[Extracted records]
'''

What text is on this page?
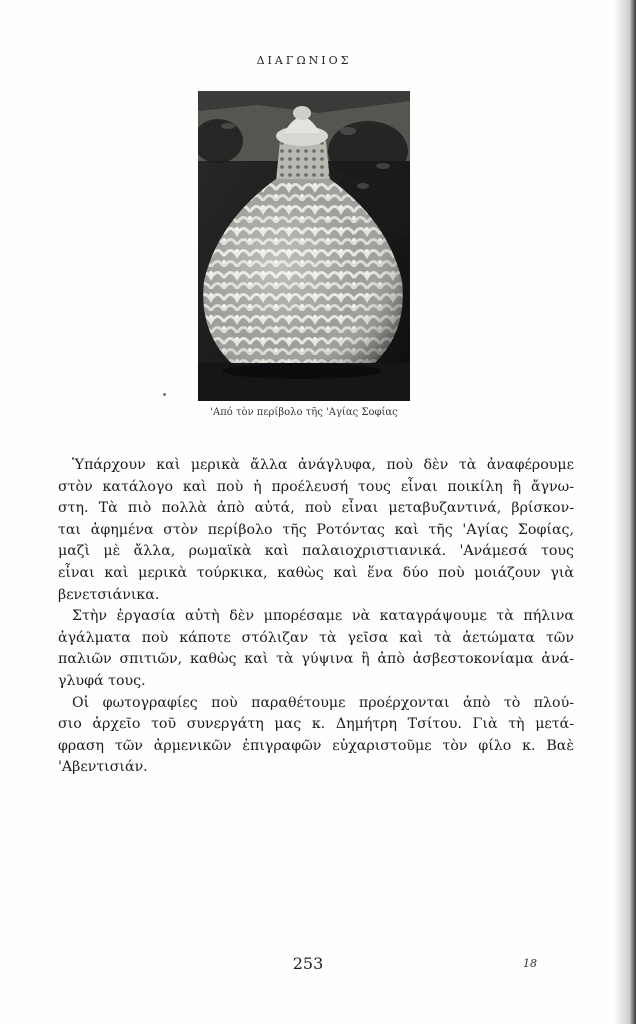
ΔΙΑΓΩΝΙΟΣ
'Από τὸν περίβολο τῆς 'Αγίας Σοφίας

Ὑπάρχουν καὶ μερικὰ ἄλλα ἀνάγλυφα, ποὺ δὲν τὰ ἀναφέρουμε
στὸν κατάλογο καὶ ποὺ ἡ προέλευσή τους εἶναι ποικίλη ἢ ἄγνω-
στη. Τὰ πιὸ πολλὰ ἀπὸ αὐτά, ποὺ εἶναι μεταβυζαντινά, βρίσκον-
ται ἀφημένα στὸν περίβολο τῆς Ροτόντας καὶ τῆς 'Αγίας Σοφίας,
μαζὶ μὲ ἄλλα, ρωμαϊκὰ καὶ παλαιοχριστιανικά. 'Ανάμεσά τους
εἶναι καὶ μερικὰ τούρκικα, καθὼς καὶ ἕνα δύο ποὺ μοιάζουν γιὰ
βενετσιάνικα.

Στὴν ἐργασία αὐτὴ δὲν μπορέσαμε νὰ καταγράψουμε τὰ πήλινα
ἀγάλματα ποὺ κάποτε στόλιζαν τὰ γεῖσα καὶ τὰ ἀετώματα τῶν
παλιῶν σπιτιῶν, καθὼς καὶ τὰ γύψινα ἢ ἀπὸ ἀσβεστοκονίαμα ἀνά-
γλυφά τους.

Οἱ φωτογραφίες ποὺ παραθέτουμε προέρχονται ἀπὸ τὸ πλού-
σιο ἀρχεῖο τοῦ συνεργάτη μας κ. Δημήτρη Τσίτου. Γιὰ τὴ μετά-
φραση τῶν ἀρμενικῶν ἐπιγραφῶν εὐχαριστοῦμε τὸν φίλο κ. Βαὲ
'Αβεντισιάν.

253	18
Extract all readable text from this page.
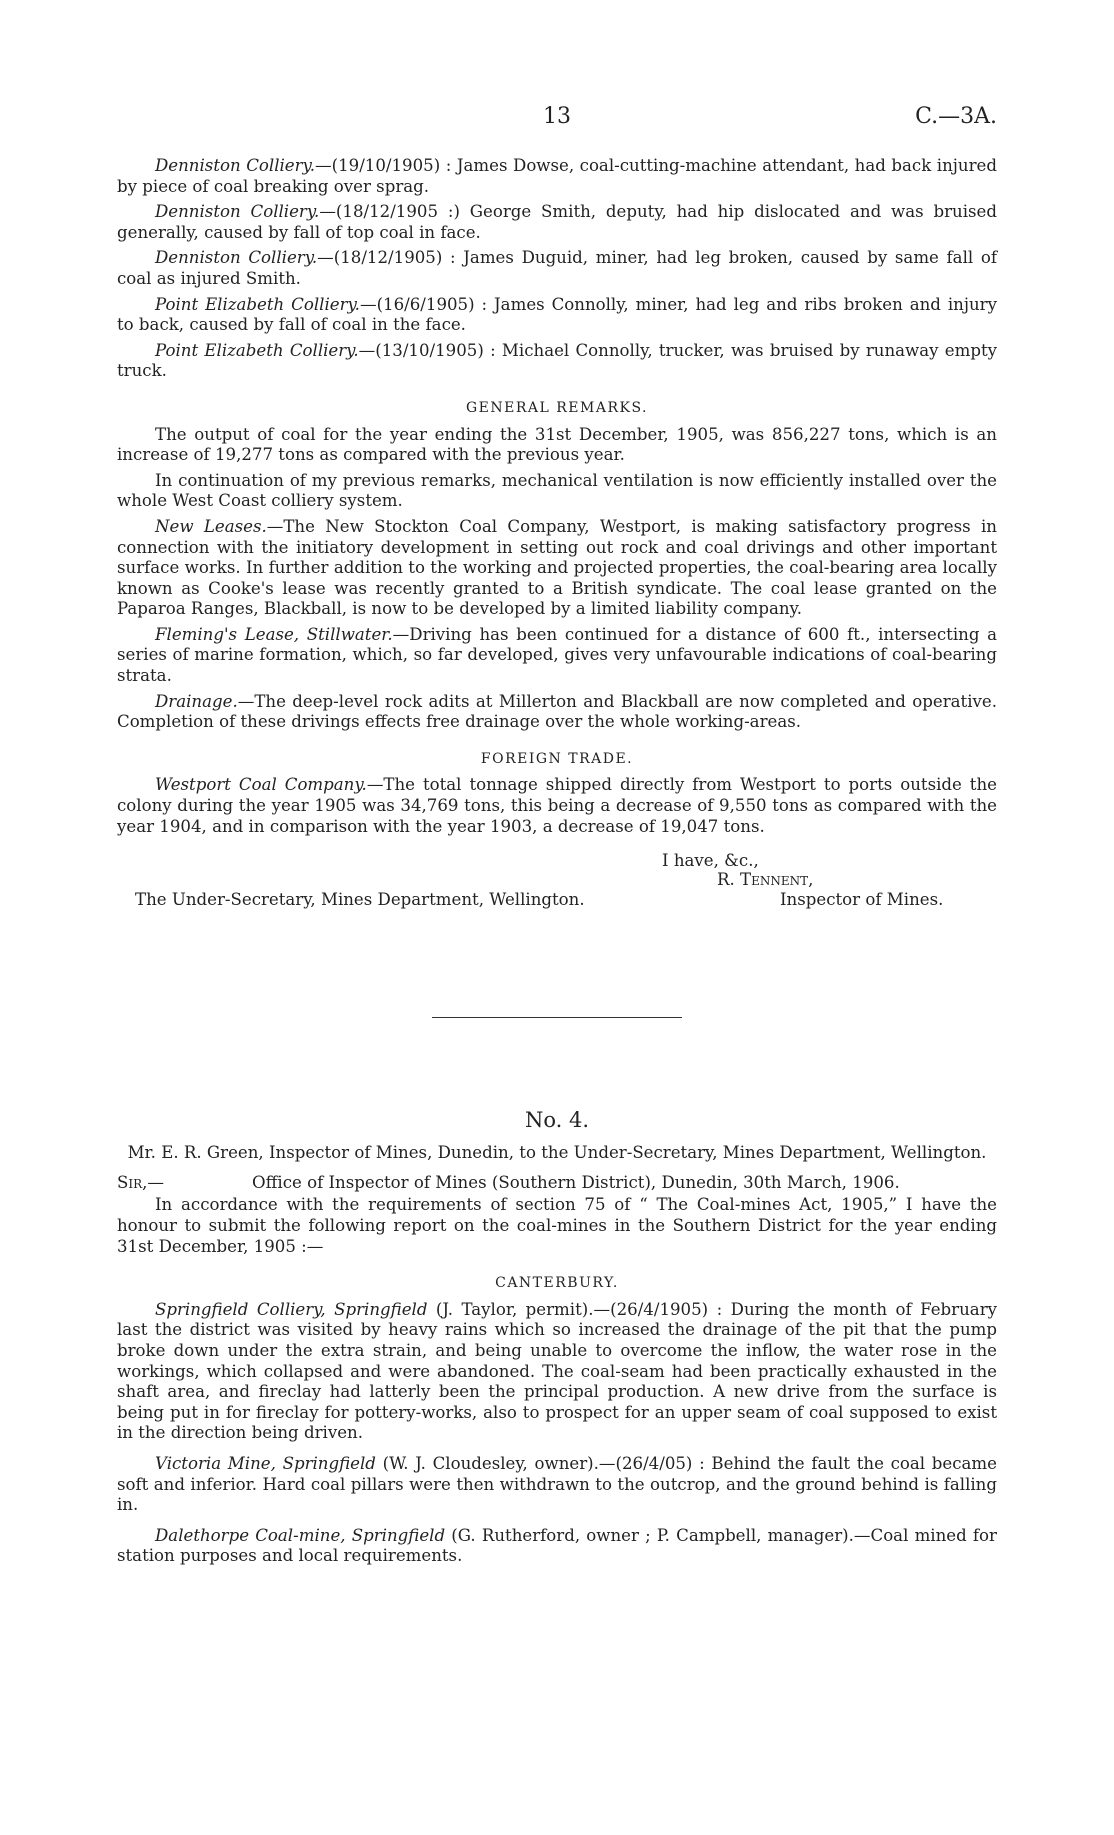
13	C.—3A.

Denniston Colliery.—(19/10/1905) : James Dowse, coal-cutting-machine attendant, had back injured by piece of coal breaking over sprag.

Denniston Colliery.—(18/12/1905 :) George Smith, deputy, had hip dislocated and was bruised generally, caused by fall of top coal in face.

Denniston Colliery.—(18/12/1905) : James Duguid, miner, had leg broken, caused by same fall of coal as injured Smith.

Point Elizabeth Colliery.—(16/6/1905) : James Connolly, miner, had leg and ribs broken and injury to back, caused by fall of coal in the face.

Point Elizabeth Colliery.—(13/10/1905) : Michael Connolly, trucker, was bruised by runaway empty truck.

GENERAL REMARKS.

The output of coal for the year ending the 31st December, 1905, was 856,227 tons, which is an increase of 19,277 tons as compared with the previous year.

In continuation of my previous remarks, mechanical ventilation is now efficiently installed over the whole West Coast colliery system.

New Leases.—The New Stockton Coal Company, Westport, is making satisfactory progress in connection with the initiatory development in setting out rock and coal drivings and other important surface works. In further addition to the working and projected properties, the coal-bearing area locally known as Cooke's lease was recently granted to a British syndicate. The coal lease granted on the Paparoa Ranges, Blackball, is now to be developed by a limited liability company.

Fleming's Lease, Stillwater.—Driving has been continued for a distance of 600 ft., intersecting a series of marine formation, which, so far developed, gives very unfavourable indications of coal-bearing strata.

Drainage.—The deep-level rock adits at Millerton and Blackball are now completed and operative. Completion of these drivings effects free drainage over the whole working-areas.

FOREIGN TRADE.

Westport Coal Company.—The total tonnage shipped directly from Westport to ports outside the colony during the year 1905 was 34,769 tons, this being a decrease of 9,550 tons as compared with the year 1904, and in comparison with the year 1903, a decrease of 19,047 tons.

I have, &c.,
R. Tennent,
The Under-Secretary, Mines Department, Wellington.	Inspector of Mines.
No. 4.

Mr. E. R. Green, Inspector of Mines, Dunedin, to the Under-Secretary, Mines Department, Wellington.

Sir,—	Office of Inspector of Mines (Southern District), Dunedin, 30th March, 1906.

In accordance with the requirements of section 75 of “ The Coal-mines Act, 1905,” I have the honour to submit the following report on the coal-mines in the Southern District for the year ending 31st December, 1905 :—

CANTERBURY.

Springfield Colliery, Springfield (J. Taylor, permit).—(26/4/1905) : During the month of February last the district was visited by heavy rains which so increased the drainage of the pit that the pump broke down under the extra strain, and being unable to overcome the inflow, the water rose in the workings, which collapsed and were abandoned. The coal-seam had been practically exhausted in the shaft area, and fireclay had latterly been the principal production. A new drive from the surface is being put in for fireclay for pottery-works, also to prospect for an upper seam of coal supposed to exist in the direction being driven.

Victoria Mine, Springfield (W. J. Cloudesley, owner).—(26/4/05) : Behind the fault the coal became soft and inferior. Hard coal pillars were then withdrawn to the outcrop, and the ground behind is falling in.

Dalethorpe Coal-mine, Springfield (G. Rutherford, owner ; P. Campbell, manager).—Coal mined for station purposes and local requirements.
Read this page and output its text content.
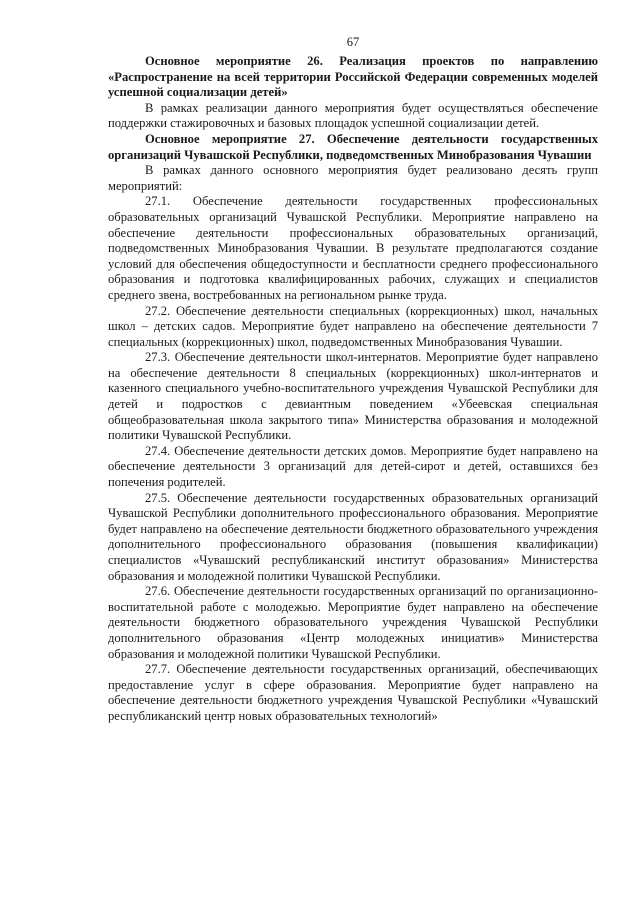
67

Основное мероприятие 26. Реализация проектов по направлению «Распространение на всей территории Российской Федерации современных моделей успешной социализации детей»

В рамках реализации данного мероприятия будет осуществляться обеспечение поддержки стажировочных и базовых площадок успешной социализации детей.

Основное мероприятие 27. Обеспечение деятельности государственных организаций Чувашской Республики, подведомственных Минобразования Чувашии

В рамках данного основного мероприятия будет реализовано десять групп мероприятий:

27.1. Обеспечение деятельности государственных профессиональных образовательных организаций Чувашской Республики. Мероприятие направлено на обеспечение деятельности профессиональных образовательных организаций, подведомственных Минобразования Чувашии. В результате предполагаются создание условий для обеспечения общедоступности и бесплатности среднего профессионального образования и подготовка квалифицированных рабочих, служащих и специалистов среднего звена, востребованных на региональном рынке труда.

27.2. Обеспечение деятельности специальных (коррекционных) школ, начальных школ – детских садов. Мероприятие будет направлено на обеспечение деятельности 7 специальных (коррекционных) школ, подведомственных Минобразования Чувашии.

27.3. Обеспечение деятельности школ-интернатов. Мероприятие будет направлено на обеспечение деятельности 8 специальных (коррекционных) школ-интернатов и казенного специального учебно-воспитательного учреждения Чувашской Республики для детей и подростков с девиантным поведением «Убеевская специальная общеобразовательная школа закрытого типа» Министерства образования и молодежной политики Чувашской Республики.

27.4. Обеспечение деятельности детских домов. Мероприятие будет направлено на обеспечение деятельности 3 организаций для детей-сирот и детей, оставшихся без попечения родителей.

27.5. Обеспечение деятельности государственных образовательных организаций Чувашской Республики дополнительного профессионального образования. Мероприятие будет направлено на обеспечение деятельности бюджетного образовательного учреждения дополнительного профессионального образования (повышения квалификации) специалистов «Чувашский республиканский институт образования» Министерства образования и молодежной политики Чувашской Республики.

27.6. Обеспечение деятельности государственных организаций по организационно-воспитательной работе с молодежью. Мероприятие будет направлено на обеспечение деятельности бюджетного образовательного учреждения Чувашской Республики дополнительного образования «Центр молодежных инициатив» Министерства образования и молодежной политики Чувашской Республики.

27.7. Обеспечение деятельности государственных организаций, обеспечивающих предоставление услуг в сфере образования. Мероприятие будет направлено на обеспечение деятельности бюджетного учреждения Чувашской Республики «Чувашский республиканский центр новых образовательных технологий»
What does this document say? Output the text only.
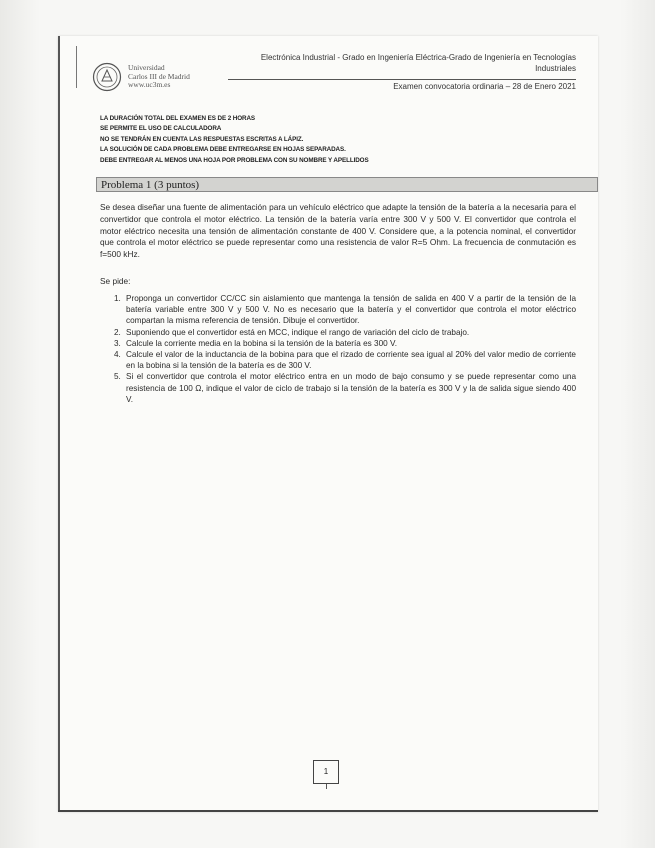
Universidad
Carlos III de Madrid
www.uc3m.es
Electrónica Industrial - Grado en Ingeniería Eléctrica-Grado de Ingeniería en Tecnologías
Industriales
Examen convocatoria ordinaria – 28 de Enero 2021
LA DURACIÓN TOTAL DEL EXAMEN ES DE 2 HORAS
SE PERMITE EL USO DE CALCULADORA
NO SE TENDRÁN EN CUENTA LAS RESPUESTAS ESCRITAS A LÁPIZ.
LA SOLUCIÓN DE CADA PROBLEMA DEBE ENTREGARSE EN HOJAS SEPARADAS.
DEBE ENTREGAR AL MENOS UNA HOJA POR PROBLEMA CON SU NOMBRE Y APELLIDOS
Problema 1 (3 puntos)
Se desea diseñar una fuente de alimentación para un vehículo eléctrico que adapte la tensión de la batería a la necesaria para el convertidor que controla el motor eléctrico. La tensión de la batería varía entre 300 V y 500 V. El convertidor que controla el motor eléctrico necesita una tensión de alimentación constante de 400 V. Considere que, a la potencia nominal, el convertidor que controla el motor eléctrico se puede representar como una resistencia de valor R=5 Ohm. La frecuencia de conmutación es f=500 kHz.
Se pide:
1. Proponga un convertidor CC/CC sin aislamiento que mantenga la tensión de salida en 400 V a partir de la tensión de la batería variable entre 300 V y 500 V. No es necesario que la batería y el convertidor que controla el motor eléctrico compartan la misma referencia de tensión. Dibuje el convertidor.
2. Suponiendo que el convertidor está en MCC, indique el rango de variación del ciclo de trabajo.
3. Calcule la corriente media en la bobina si la tensión de la batería es 300 V.
4. Calcule el valor de la inductancia de la bobina para que el rizado de corriente sea igual al 20% del valor medio de corriente en la bobina si la tensión de la batería es de 300 V.
5. Si el convertidor que controla el motor eléctrico entra en un modo de bajo consumo y se puede representar como una resistencia de 100 Ω, indique el valor de ciclo de trabajo si la tensión de la batería es 300 V y la de salida sigue siendo 400 V.
1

'''

= YOUR INSTRUCTIONS =
Return every line above in which the string "salida" occurs.

= TASK OUTPUT =
1. Proponga un convertidor CC/CC sin aislamiento que mantenga la tensión de salida en 400 V a partir de la tensión de la batería variable entre 300 V y 500 V. No es necesario que la batería y el convertidor que controla el motor eléctrico compartan la misma referencia de tensión. Dibuje el convertidor.
5. Si el convertidor que controla el motor eléctrico entra en un modo de bajo consumo y se puede representar como una resistencia de 100 Ω, indique el valor de ciclo de trabajo si la tensión de la batería es 300 V y la de salida sigue siendo 400 V.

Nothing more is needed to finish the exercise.